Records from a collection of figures
## Start
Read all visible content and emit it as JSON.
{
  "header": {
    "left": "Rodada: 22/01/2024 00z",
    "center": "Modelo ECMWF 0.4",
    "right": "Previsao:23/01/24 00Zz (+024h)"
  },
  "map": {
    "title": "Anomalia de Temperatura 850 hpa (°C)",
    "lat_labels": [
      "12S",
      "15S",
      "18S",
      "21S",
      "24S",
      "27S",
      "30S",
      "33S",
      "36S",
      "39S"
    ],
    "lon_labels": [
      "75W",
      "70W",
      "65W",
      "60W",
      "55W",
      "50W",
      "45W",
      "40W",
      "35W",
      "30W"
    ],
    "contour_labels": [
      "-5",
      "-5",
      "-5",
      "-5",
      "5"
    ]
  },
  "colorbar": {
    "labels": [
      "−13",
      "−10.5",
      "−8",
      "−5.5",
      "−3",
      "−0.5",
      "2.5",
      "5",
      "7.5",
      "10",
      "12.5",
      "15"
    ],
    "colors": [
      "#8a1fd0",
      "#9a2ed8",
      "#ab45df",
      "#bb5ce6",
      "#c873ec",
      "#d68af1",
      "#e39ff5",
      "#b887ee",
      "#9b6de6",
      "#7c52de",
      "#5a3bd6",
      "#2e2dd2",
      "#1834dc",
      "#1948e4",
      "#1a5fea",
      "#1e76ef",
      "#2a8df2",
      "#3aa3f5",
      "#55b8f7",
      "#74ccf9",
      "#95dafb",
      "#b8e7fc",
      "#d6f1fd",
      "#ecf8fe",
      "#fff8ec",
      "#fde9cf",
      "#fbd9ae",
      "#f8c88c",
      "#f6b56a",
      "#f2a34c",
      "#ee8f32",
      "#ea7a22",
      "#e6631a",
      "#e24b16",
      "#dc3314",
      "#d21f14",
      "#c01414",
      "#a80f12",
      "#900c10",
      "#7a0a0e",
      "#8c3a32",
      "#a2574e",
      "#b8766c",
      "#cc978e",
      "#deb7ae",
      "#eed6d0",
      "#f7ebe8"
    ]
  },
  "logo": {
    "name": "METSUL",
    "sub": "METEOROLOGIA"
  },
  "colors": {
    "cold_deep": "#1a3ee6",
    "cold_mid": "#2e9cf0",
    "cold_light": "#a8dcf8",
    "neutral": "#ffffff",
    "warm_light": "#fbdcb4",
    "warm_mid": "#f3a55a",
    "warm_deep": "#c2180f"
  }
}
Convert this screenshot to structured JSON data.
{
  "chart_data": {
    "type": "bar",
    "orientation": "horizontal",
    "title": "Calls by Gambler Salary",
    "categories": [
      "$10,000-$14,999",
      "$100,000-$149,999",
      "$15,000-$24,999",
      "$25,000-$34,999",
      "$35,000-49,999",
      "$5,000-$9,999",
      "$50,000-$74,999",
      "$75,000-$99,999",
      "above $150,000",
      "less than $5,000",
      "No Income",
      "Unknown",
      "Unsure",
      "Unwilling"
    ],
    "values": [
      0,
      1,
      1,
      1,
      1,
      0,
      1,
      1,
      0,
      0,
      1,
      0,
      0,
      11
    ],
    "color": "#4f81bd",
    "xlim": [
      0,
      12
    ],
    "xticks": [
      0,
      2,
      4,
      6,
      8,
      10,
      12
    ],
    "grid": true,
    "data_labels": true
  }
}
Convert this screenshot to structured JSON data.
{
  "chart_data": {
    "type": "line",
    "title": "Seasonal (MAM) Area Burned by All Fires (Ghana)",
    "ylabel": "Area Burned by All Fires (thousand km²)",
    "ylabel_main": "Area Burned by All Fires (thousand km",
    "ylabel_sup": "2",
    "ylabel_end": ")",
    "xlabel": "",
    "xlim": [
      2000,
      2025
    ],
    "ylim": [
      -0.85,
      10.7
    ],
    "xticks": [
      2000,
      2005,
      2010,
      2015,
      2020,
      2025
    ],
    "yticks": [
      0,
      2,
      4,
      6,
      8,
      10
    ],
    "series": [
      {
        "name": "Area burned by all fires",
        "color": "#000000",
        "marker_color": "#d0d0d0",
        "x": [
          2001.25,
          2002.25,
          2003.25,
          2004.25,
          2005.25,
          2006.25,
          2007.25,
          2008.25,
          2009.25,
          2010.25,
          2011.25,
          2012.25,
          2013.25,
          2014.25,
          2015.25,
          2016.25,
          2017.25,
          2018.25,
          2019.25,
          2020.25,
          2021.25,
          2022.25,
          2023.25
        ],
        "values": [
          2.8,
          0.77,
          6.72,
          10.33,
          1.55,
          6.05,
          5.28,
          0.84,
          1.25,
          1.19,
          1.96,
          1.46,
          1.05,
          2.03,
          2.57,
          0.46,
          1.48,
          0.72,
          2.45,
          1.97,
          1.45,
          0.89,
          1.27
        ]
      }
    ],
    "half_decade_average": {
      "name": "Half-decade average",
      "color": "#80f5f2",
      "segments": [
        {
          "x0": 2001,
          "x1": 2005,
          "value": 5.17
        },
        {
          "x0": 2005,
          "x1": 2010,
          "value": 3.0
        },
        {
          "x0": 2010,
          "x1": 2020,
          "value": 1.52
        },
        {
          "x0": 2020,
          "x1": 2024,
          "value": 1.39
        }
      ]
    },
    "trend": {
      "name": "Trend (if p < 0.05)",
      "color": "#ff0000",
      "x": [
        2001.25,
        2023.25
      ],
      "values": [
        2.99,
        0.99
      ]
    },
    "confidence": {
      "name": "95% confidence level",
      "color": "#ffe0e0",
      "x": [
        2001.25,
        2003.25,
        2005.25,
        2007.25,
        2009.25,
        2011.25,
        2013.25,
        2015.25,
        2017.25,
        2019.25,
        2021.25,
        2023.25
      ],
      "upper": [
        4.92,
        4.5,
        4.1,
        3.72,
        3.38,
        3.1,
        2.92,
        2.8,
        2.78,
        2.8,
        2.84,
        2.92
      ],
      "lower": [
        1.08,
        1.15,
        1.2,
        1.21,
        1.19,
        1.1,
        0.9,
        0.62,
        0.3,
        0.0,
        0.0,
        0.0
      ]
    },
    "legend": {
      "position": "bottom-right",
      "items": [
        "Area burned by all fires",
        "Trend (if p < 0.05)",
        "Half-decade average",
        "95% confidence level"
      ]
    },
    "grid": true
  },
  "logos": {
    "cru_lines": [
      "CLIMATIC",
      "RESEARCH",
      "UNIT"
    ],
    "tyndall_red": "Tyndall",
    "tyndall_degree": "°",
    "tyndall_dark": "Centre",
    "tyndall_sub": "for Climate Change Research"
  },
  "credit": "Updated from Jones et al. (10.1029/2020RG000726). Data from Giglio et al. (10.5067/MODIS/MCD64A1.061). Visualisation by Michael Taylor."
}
## End
**Exercise instructions:** Go through the lines above. Select every one that has the string "confidence".

**Complete answer:**
    "confidence": {
      "name": "95% confidence level",
        "95% confidence level"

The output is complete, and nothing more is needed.